▶ [Stored dataset items]:
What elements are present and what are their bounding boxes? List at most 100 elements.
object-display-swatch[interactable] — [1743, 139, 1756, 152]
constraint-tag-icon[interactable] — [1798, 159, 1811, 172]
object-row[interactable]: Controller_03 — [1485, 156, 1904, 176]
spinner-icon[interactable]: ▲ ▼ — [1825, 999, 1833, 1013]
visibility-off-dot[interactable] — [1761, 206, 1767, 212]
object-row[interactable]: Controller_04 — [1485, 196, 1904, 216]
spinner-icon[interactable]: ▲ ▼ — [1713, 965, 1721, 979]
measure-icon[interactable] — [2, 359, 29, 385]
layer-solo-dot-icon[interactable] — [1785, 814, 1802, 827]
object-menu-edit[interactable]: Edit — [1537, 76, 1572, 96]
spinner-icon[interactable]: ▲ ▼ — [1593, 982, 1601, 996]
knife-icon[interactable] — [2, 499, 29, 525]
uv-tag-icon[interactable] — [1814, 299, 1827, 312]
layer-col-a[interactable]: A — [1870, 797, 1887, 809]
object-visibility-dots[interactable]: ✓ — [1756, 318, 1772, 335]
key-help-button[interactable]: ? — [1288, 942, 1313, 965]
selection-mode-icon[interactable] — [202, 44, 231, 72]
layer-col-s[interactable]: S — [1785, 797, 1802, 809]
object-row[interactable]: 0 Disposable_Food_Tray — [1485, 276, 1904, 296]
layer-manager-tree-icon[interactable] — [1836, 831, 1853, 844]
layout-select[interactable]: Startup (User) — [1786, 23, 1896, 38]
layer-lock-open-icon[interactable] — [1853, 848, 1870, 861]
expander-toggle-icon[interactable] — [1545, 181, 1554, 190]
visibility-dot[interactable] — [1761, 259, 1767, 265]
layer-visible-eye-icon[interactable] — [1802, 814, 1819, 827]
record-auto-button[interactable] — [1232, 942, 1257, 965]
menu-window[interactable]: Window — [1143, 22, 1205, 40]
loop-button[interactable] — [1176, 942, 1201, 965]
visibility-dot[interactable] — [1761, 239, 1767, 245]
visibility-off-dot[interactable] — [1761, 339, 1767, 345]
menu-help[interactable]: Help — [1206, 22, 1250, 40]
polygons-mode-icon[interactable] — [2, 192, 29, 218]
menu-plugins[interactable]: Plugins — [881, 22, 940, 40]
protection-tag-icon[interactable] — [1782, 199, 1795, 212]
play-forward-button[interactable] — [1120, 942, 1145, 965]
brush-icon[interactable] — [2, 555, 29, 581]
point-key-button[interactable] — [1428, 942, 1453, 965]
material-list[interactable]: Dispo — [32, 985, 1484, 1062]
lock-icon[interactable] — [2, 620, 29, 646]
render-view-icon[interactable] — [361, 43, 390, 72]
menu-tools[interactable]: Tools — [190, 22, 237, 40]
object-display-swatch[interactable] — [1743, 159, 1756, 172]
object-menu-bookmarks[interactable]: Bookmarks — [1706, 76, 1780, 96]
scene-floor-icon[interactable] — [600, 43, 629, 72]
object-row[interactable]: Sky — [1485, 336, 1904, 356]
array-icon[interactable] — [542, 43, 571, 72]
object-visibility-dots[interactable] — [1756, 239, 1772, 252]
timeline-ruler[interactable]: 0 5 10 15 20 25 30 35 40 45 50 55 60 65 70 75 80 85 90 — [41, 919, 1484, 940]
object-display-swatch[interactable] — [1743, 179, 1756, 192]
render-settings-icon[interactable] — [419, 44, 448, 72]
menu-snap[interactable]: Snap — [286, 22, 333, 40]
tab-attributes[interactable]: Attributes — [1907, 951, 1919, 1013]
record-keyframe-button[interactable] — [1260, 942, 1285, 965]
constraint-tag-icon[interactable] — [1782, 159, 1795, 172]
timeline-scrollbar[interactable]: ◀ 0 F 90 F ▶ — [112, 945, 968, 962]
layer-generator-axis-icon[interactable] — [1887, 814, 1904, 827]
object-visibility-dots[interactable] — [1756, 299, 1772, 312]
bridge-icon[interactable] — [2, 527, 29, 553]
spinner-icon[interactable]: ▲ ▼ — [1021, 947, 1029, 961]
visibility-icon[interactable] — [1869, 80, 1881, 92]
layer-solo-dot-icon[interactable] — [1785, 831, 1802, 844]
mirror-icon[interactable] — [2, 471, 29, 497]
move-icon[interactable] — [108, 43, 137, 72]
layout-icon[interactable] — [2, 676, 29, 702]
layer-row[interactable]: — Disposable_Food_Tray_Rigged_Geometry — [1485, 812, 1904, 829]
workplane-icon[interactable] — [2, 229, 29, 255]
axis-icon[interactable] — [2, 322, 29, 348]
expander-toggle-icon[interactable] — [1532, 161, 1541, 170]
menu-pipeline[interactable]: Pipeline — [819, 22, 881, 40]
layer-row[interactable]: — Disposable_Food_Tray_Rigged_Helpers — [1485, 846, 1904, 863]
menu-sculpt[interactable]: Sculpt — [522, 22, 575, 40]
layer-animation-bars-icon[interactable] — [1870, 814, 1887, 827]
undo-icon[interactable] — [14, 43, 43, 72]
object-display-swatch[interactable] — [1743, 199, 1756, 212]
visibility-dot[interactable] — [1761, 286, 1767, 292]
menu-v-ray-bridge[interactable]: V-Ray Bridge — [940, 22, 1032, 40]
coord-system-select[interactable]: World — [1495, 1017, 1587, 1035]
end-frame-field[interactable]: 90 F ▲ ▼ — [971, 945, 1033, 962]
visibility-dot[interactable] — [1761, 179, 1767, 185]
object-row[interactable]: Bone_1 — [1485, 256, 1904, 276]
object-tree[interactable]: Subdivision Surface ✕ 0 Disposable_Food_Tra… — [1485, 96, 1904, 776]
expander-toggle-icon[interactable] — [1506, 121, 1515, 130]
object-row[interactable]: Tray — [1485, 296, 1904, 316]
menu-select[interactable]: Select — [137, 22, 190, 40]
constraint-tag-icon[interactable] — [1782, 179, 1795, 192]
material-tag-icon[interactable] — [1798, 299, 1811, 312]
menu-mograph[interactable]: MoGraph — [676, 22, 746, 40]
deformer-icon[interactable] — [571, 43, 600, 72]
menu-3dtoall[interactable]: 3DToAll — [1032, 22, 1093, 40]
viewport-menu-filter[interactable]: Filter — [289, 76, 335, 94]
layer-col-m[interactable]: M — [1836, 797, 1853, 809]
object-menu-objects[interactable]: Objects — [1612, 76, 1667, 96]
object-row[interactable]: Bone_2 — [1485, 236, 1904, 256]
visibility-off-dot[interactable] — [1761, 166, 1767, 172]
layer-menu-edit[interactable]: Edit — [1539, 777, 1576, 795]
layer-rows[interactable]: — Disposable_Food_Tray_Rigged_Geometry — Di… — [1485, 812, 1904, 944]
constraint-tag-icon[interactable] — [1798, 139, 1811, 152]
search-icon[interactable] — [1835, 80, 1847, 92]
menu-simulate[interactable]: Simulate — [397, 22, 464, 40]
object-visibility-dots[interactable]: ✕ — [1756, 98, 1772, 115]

▶ [SET TASK]: State how many lines include the string "mode", matching case exactly, and give only the number.

▶ [EXERCISE RESULT]: 2